• THE TASK: Your task is to transcribe the records exactly, skipping every image.

• STORED ROWS:
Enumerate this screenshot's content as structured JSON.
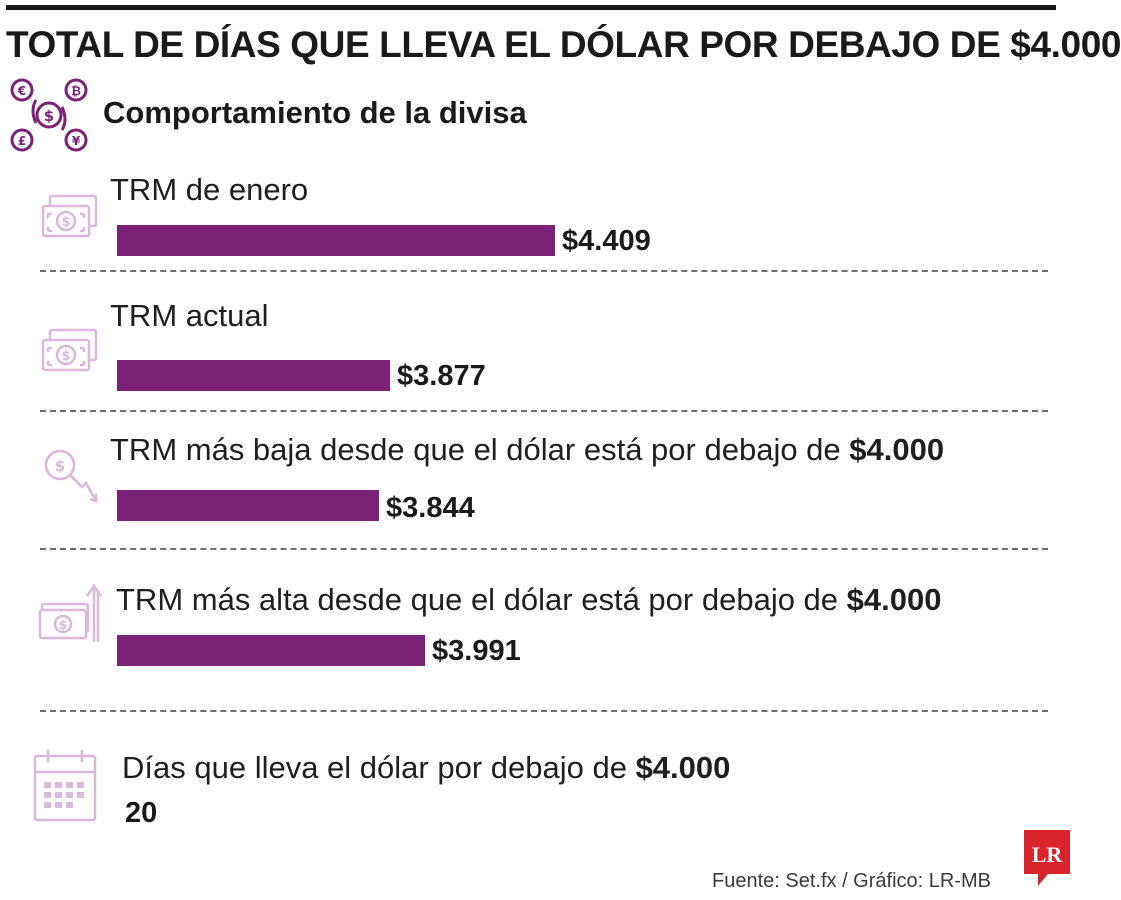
{
  "header": {
    "title": "TOTAL DE DÍAS QUE LLEVA EL DÓLAR POR DEBAJO DE $4.000",
    "subtitle": "Comportamiento de la divisa"
  },
  "chart_data": {
    "type": "bar",
    "title": "TOTAL DE DÍAS QUE LLEVA EL DÓLAR POR DEBAJO DE $4.000",
    "subtitle": "Comportamiento de la divisa",
    "orientation": "horizontal",
    "unit": "COP",
    "categories": [
      "TRM de enero",
      "TRM actual",
      "TRM más baja desde que el dólar está por debajo de $4.000",
      "TRM más alta desde que el dólar está por debajo de $4.000"
    ],
    "values": [
      4409,
      3877,
      3844,
      3991
    ],
    "value_labels": [
      "$4.409",
      "$3.877",
      "$3.844",
      "$3.991"
    ],
    "label_parts": [
      {
        "text": "TRM de enero",
        "bold": ""
      },
      {
        "text": "TRM actual",
        "bold": ""
      },
      {
        "text": "TRM más baja desde que el dólar está por debajo de ",
        "bold": "$4.000"
      },
      {
        "text": "TRM más alta desde que el dólar está por debajo de ",
        "bold": "$4.000"
      }
    ],
    "days": {
      "label": "Días que lleva el dólar por debajo de ",
      "label_bold": "$4.000",
      "value": "20"
    },
    "xlabel": "",
    "ylabel": ""
  },
  "footer": {
    "source": "Fuente: Set.fx / Gráfico: LR-MB",
    "logo_text": "LR"
  },
  "colors": {
    "bar": "#7b2278",
    "icon": "#d9b8dc",
    "accent_purple": "#7b2278",
    "logo_red": "#d8232a"
  }
}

• OUTPUT FOR THIS TASK:
Enumerate this screenshot's content as structured JSON.
{
  "header": {
    "title": "TOTAL DE DÍAS QUE LLEVA EL DÓLAR POR DEBAJO DE $4.000",
    "subtitle": "Comportamiento de la divisa"
  },
  "chart_data": {
    "type": "bar",
    "title": "TOTAL DE DÍAS QUE LLEVA EL DÓLAR POR DEBAJO DE $4.000",
    "subtitle": "Comportamiento de la divisa",
    "orientation": "horizontal",
    "unit": "COP",
    "categories": [
      "TRM de enero",
      "TRM actual",
      "TRM más baja desde que el dólar está por debajo de $4.000",
      "TRM más alta desde que el dólar está por debajo de $4.000"
    ],
    "values": [
      4409,
      3877,
      3844,
      3991
    ],
    "value_labels": [
      "$4.409",
      "$3.877",
      "$3.844",
      "$3.991"
    ],
    "label_parts": [
      {
        "text": "TRM de enero",
        "bold": ""
      },
      {
        "text": "TRM actual",
        "bold": ""
      },
      {
        "text": "TRM más baja desde que el dólar está por debajo de ",
        "bold": "$4.000"
      },
      {
        "text": "TRM más alta desde que el dólar está por debajo de ",
        "bold": "$4.000"
      }
    ],
    "days": {
      "label": "Días que lleva el dólar por debajo de ",
      "label_bold": "$4.000",
      "value": "20"
    },
    "xlabel": "",
    "ylabel": ""
  },
  "footer": {
    "source": "Fuente: Set.fx / Gráfico: LR-MB",
    "logo_text": "LR"
  },
  "colors": {
    "bar": "#7b2278",
    "icon": "#d9b8dc",
    "accent_purple": "#7b2278",
    "logo_red": "#d8232a"
  }
}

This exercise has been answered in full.